Your goal: Filter these entries so that only lines with the word "describing" remain.

Collection entries:
[start]
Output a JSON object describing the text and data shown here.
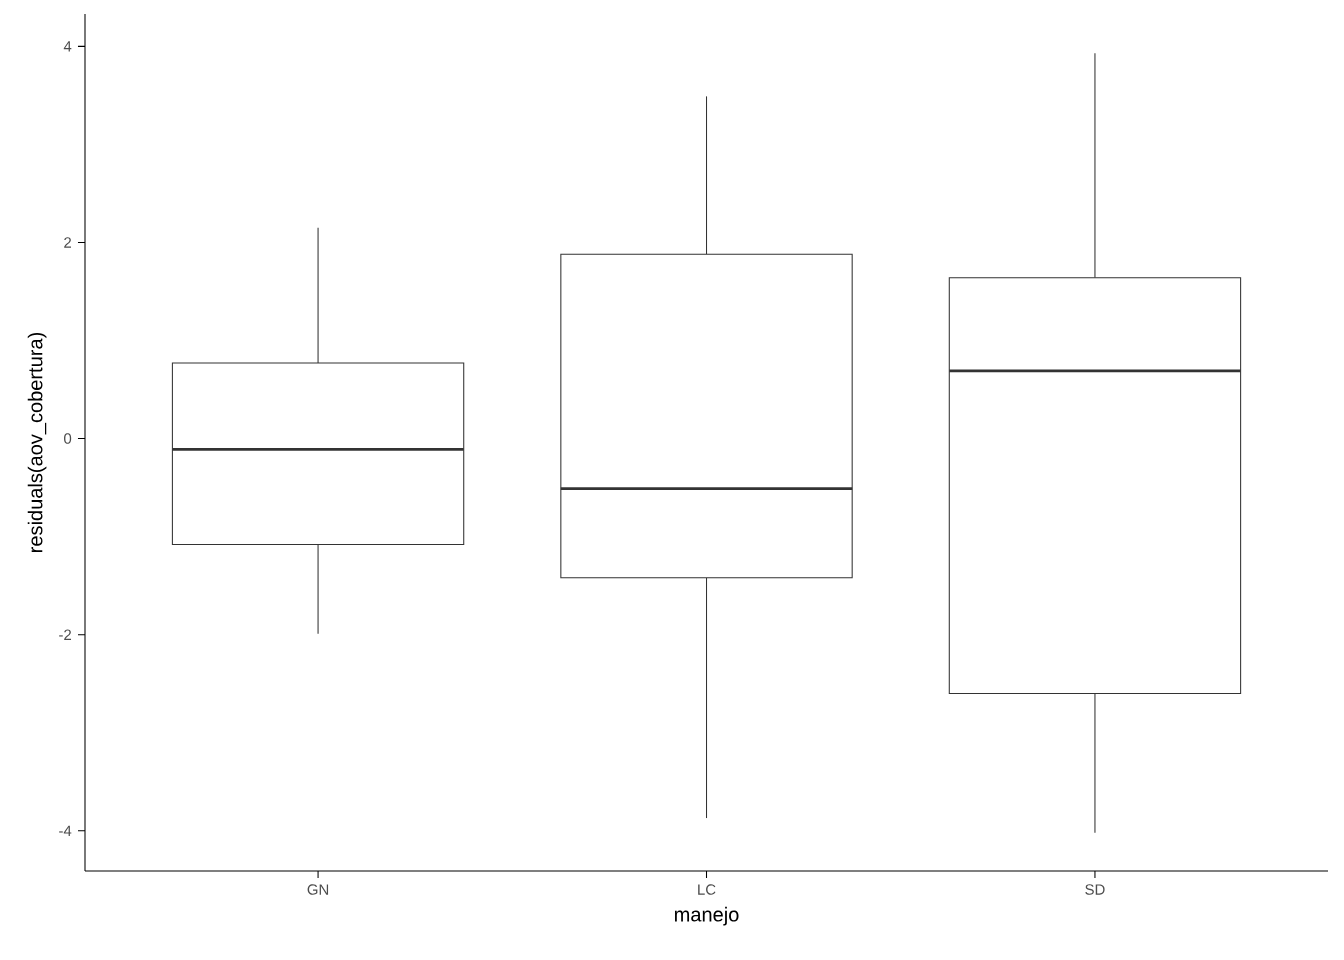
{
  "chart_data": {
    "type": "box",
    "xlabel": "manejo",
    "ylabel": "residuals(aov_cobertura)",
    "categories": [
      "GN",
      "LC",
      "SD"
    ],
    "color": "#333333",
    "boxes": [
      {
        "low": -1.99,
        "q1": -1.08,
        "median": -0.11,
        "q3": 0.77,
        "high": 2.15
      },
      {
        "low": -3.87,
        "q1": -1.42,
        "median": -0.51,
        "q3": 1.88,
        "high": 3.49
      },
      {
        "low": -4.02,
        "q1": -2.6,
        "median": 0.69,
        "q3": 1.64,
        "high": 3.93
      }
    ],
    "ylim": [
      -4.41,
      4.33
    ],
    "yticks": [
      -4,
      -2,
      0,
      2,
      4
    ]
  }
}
[end]
[start]
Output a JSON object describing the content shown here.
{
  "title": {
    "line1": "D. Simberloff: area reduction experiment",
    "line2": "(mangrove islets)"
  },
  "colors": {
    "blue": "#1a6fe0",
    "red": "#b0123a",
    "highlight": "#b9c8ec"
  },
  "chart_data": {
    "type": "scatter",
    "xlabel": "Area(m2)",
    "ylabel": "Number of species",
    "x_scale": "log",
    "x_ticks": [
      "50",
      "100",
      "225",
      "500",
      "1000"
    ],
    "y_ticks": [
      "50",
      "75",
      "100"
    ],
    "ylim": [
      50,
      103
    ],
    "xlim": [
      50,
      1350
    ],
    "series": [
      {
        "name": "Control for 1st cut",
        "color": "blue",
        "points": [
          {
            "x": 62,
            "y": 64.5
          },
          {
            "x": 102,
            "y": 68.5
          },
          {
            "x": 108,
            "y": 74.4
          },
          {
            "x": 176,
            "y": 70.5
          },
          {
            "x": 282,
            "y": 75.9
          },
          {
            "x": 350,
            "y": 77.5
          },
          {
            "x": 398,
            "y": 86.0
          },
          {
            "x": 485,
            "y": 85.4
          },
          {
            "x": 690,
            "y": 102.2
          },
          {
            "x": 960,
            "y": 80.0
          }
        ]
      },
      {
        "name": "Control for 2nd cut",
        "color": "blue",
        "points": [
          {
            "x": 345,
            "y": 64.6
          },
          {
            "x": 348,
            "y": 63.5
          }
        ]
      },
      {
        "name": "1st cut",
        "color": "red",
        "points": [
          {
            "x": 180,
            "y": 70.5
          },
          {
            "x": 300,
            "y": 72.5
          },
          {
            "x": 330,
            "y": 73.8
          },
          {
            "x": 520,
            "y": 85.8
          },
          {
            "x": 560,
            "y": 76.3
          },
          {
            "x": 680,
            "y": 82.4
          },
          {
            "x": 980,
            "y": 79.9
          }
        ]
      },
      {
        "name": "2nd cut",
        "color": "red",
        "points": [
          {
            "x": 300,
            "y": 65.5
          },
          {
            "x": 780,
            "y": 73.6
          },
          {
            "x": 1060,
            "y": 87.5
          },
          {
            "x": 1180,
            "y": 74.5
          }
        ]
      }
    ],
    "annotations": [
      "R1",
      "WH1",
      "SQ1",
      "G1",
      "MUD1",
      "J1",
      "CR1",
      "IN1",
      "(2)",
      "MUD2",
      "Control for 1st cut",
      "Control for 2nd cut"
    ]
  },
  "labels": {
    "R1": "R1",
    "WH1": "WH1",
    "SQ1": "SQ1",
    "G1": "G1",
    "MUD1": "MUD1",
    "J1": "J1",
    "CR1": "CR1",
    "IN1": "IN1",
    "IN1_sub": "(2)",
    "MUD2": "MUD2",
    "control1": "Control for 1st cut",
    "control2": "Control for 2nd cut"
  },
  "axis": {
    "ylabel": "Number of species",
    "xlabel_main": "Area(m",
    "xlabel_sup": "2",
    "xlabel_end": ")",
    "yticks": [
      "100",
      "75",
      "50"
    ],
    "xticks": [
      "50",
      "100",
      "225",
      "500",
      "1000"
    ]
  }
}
[end]
[start]
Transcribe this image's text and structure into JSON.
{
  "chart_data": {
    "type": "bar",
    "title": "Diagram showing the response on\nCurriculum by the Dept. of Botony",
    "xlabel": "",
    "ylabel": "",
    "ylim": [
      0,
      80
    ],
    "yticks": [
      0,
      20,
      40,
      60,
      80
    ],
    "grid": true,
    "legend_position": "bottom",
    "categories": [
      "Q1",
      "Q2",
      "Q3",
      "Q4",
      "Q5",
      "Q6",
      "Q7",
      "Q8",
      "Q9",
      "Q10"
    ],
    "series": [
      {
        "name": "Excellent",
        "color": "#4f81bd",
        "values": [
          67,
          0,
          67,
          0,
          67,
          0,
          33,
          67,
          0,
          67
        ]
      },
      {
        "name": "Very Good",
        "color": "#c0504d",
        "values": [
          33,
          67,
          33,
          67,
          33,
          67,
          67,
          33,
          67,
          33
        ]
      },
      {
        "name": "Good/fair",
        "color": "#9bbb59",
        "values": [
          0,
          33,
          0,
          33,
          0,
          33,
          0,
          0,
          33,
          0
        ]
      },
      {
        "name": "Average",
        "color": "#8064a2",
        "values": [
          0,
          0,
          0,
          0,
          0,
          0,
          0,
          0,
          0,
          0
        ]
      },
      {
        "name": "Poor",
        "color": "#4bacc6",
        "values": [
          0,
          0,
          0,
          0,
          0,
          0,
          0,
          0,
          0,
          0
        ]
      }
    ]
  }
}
[end]
Solution to the exercise:
Output a JSON object describing the text and data shown here.
Output a JSON object describing the content shown here.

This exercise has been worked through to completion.